Requirement:
Note each line in the data below that holds "regeneration", and copy it.
*** Opening of Excerpted records ***
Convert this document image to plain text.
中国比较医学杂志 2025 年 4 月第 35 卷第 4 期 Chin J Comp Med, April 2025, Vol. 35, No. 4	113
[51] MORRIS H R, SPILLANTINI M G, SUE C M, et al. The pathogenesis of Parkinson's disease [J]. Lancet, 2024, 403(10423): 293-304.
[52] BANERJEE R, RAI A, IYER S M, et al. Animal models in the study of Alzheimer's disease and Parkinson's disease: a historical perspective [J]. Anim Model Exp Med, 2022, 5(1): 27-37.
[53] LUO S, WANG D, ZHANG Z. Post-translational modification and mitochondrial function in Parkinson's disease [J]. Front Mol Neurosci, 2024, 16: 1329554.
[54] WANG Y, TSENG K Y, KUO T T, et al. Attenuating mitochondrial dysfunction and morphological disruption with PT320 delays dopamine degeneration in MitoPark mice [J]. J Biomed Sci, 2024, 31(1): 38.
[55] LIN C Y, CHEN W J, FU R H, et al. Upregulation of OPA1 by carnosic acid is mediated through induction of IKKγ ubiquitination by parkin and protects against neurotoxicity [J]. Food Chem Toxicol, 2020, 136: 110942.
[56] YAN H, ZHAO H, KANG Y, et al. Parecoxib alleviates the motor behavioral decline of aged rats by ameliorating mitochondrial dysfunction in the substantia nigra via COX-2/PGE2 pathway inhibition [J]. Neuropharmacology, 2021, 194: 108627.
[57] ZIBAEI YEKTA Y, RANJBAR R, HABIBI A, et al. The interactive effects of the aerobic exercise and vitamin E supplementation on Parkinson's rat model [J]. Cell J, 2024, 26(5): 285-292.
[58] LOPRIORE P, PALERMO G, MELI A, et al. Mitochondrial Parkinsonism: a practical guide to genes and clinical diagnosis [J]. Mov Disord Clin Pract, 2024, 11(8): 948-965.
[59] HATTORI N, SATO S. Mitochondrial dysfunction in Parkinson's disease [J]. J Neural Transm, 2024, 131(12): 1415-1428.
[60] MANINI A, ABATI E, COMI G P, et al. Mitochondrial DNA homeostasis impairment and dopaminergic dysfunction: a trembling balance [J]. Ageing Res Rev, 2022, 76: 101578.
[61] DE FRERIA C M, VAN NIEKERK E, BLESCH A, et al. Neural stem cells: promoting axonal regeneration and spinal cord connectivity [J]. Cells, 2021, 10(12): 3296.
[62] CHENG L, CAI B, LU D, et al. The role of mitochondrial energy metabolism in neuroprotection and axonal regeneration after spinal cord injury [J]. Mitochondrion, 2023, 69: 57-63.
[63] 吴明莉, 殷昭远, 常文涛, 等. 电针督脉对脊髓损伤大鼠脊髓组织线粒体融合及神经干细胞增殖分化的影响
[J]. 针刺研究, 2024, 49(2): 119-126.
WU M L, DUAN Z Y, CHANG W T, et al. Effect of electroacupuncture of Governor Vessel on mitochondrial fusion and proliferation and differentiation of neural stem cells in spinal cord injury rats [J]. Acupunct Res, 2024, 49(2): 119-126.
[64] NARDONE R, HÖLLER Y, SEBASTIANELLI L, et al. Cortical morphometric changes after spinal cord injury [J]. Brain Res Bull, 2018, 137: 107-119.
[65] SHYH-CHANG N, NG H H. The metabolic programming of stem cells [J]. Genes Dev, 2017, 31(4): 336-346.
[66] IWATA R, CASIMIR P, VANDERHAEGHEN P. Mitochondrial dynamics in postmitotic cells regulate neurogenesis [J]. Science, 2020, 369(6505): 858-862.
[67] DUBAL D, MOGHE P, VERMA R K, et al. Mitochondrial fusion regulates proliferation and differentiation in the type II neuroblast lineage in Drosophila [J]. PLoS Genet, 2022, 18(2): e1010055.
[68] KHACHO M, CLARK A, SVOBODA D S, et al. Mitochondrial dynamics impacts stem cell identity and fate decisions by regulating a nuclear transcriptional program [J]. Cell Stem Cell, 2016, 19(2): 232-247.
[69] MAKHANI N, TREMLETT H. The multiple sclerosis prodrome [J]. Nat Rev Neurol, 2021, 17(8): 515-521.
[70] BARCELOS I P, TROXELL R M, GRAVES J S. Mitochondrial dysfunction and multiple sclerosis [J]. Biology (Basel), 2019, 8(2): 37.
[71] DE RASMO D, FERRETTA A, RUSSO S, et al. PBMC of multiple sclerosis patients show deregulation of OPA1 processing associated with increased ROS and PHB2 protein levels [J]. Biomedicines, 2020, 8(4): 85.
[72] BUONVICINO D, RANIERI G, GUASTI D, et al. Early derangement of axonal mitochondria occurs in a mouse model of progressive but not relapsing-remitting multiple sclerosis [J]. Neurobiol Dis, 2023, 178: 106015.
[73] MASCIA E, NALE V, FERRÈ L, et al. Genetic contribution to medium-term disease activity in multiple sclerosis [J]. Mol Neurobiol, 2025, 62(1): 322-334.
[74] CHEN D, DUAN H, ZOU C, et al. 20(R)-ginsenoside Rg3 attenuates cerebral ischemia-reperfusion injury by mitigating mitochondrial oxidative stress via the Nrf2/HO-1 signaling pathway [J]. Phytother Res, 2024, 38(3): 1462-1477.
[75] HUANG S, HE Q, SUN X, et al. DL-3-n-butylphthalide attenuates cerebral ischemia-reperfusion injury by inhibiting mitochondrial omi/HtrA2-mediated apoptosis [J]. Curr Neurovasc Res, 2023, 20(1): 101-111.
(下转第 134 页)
*** Close of Excerpted records ***
Answer to this exercise:
[61] DE FRERIA C M, VAN NIEKERK E, BLESCH A, et al. Neural stem cells: promoting axonal regeneration and spinal cord connectivity [J]. Cells, 2021, 10(12): 3296.
[62] CHENG L, CAI B, LU D, et al. The role of mitochondrial energy metabolism in neuroprotection and axonal regeneration after spinal cord injury [J]. Mitochondrion, 2023, 69: 57-63.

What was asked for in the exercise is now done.